[Records from a collection]
◇ ◇ ◇ ◇ ◇

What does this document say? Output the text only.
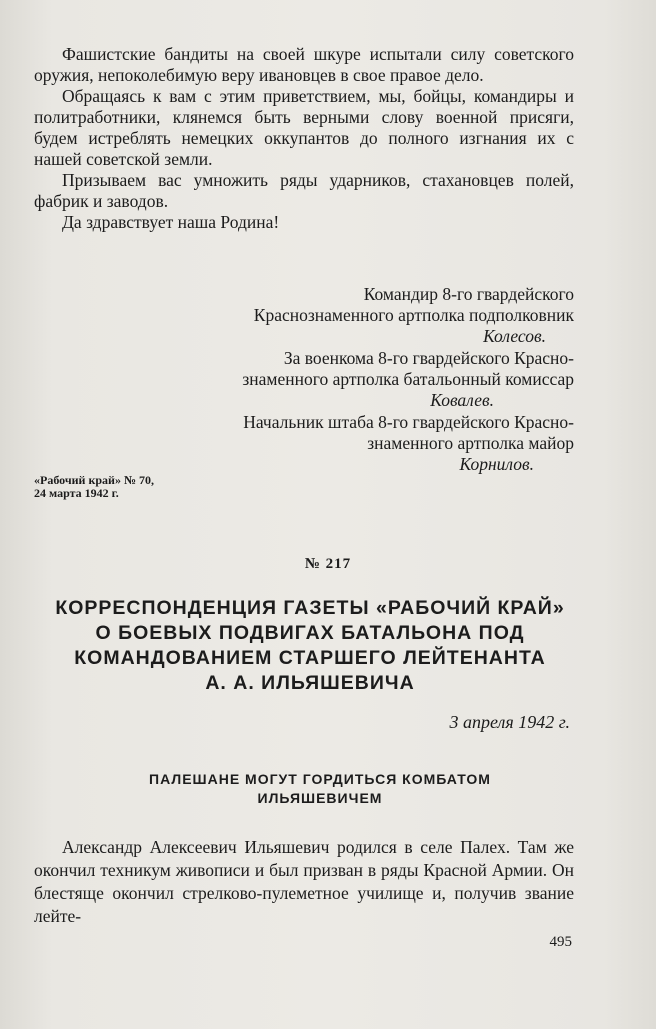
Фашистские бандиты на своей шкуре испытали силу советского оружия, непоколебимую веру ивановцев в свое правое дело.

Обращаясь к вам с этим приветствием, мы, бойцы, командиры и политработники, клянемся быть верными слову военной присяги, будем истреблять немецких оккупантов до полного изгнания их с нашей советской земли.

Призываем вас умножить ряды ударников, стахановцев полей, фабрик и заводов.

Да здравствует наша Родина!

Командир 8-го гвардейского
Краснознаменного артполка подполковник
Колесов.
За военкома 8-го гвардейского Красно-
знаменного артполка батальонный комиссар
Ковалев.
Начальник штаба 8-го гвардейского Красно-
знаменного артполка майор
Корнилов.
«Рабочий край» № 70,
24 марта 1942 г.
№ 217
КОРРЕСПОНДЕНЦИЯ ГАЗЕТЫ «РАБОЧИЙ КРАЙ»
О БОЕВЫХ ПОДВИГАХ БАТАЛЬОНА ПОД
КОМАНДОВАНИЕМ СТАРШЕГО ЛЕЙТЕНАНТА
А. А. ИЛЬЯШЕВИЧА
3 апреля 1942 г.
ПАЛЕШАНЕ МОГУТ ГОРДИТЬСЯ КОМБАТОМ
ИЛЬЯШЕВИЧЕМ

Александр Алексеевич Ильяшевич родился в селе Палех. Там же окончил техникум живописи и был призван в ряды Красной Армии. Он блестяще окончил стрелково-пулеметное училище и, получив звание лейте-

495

◇ ◇ ◇ ◇ ◇

* **WHAT THE EXERCISE ASKS**
Make a copy of each line that contains the string "ряды".

* **TASK RESULT**
Призываем вас умножить ряды ударников, стахановцев полей, фабрик и заводов.
Александр Алексеевич Ильяшевич родился в селе Палех. Там же окончил техникум живописи и был призван в ряды Красной Армии. Он блестяще окончил стрелково-пулеметное училище и, получив звание лейте-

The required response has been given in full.